- DATASET RECORDS
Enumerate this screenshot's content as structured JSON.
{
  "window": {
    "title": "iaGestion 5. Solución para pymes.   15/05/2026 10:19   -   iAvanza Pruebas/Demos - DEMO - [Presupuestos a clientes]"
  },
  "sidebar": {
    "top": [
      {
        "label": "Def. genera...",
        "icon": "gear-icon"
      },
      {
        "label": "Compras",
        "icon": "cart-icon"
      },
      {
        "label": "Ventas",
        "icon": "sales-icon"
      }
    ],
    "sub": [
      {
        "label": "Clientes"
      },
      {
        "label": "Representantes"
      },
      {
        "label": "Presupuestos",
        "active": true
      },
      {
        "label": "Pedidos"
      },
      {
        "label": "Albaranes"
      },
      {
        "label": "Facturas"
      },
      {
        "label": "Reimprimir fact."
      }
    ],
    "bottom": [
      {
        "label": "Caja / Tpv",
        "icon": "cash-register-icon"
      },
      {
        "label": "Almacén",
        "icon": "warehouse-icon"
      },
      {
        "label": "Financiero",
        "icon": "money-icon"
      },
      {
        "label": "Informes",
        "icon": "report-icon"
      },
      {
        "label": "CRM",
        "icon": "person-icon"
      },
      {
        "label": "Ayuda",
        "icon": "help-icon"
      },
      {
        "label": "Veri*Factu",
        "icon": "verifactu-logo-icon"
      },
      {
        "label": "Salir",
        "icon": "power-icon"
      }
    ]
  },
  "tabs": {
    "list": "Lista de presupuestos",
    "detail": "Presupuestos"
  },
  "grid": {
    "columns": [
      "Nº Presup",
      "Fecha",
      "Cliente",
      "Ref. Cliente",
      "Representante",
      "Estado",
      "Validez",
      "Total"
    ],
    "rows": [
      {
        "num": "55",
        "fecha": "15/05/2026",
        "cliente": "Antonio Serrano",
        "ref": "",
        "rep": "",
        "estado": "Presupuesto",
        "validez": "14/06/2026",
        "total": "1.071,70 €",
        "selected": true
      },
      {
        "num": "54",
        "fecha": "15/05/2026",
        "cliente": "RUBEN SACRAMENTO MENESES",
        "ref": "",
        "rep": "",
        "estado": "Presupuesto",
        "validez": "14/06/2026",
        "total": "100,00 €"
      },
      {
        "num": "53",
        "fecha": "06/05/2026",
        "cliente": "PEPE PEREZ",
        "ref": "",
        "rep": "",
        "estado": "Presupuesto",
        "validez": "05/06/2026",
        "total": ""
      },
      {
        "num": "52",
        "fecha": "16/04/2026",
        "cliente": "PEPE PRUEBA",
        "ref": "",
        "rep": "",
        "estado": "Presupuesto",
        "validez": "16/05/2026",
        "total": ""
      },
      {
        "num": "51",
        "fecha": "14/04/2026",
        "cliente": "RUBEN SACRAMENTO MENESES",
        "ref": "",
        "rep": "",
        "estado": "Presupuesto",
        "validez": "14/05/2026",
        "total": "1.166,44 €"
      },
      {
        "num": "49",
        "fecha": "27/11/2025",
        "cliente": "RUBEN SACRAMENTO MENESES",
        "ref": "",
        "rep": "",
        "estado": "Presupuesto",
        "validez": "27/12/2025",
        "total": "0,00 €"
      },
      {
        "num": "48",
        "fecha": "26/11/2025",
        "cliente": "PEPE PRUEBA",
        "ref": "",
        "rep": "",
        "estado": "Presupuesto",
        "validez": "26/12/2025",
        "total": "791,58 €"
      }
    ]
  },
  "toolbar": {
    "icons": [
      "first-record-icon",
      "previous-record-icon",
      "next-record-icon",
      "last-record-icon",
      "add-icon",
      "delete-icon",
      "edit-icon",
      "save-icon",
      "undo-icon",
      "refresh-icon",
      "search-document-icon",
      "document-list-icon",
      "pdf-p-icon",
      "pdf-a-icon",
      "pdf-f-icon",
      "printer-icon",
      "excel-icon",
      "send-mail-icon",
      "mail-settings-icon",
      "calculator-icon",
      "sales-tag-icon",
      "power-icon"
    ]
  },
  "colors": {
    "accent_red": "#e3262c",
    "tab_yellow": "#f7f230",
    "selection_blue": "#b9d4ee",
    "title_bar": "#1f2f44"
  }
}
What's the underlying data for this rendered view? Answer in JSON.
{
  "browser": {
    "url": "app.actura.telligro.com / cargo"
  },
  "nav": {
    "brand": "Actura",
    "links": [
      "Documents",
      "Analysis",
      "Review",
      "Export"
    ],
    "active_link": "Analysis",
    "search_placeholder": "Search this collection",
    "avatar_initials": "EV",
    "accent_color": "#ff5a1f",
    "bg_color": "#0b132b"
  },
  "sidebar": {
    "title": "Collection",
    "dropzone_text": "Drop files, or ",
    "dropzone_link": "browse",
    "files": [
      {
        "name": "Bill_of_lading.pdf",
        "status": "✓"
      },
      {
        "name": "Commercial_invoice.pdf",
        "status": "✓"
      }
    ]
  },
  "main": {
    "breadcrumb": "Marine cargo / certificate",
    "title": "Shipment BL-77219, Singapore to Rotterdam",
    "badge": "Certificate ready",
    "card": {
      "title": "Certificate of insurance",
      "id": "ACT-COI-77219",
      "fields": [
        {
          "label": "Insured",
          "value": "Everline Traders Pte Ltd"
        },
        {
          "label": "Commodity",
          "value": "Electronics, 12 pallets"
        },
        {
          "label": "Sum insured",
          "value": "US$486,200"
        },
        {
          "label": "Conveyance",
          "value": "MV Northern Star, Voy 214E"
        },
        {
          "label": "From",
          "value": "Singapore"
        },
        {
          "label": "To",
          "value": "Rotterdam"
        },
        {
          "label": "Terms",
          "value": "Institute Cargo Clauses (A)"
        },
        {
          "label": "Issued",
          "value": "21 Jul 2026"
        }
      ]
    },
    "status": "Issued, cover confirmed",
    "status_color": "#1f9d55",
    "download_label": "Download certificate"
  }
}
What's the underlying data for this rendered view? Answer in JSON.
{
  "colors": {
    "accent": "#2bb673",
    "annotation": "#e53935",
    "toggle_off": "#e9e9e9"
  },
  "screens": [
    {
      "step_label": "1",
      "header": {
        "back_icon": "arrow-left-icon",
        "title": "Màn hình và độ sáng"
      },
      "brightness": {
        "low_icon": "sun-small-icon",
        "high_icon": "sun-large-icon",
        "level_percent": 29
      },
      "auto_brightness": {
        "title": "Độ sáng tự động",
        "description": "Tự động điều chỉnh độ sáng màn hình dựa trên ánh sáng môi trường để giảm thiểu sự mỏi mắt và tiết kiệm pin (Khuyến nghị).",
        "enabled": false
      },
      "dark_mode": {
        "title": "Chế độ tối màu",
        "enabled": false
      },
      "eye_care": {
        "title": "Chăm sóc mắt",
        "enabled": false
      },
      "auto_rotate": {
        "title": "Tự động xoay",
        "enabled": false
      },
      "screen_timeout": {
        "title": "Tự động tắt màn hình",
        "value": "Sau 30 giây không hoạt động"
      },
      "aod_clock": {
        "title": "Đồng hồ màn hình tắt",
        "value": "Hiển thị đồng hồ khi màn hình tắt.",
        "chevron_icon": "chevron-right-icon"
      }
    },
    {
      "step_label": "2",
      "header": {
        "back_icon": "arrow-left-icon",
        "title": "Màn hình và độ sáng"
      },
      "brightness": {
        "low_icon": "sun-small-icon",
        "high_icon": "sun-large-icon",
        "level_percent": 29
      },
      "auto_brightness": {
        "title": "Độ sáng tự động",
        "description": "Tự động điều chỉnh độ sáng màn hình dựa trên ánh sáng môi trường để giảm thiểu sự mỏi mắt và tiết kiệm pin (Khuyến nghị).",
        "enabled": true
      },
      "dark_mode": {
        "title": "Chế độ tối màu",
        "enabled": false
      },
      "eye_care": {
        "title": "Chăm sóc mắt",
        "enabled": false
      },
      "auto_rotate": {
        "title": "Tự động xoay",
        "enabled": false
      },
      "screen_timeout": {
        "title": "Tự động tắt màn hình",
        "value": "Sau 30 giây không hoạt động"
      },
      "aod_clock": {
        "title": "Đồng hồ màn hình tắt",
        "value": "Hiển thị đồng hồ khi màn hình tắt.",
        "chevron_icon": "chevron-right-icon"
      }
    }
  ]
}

- PROMPT
From the data above, pick out each line containing "Rotterdam" and copy it.

- TASK SOLUTION
    "title": "Shipment BL-77219, Singapore to Rotterdam",
          "value": "Rotterdam"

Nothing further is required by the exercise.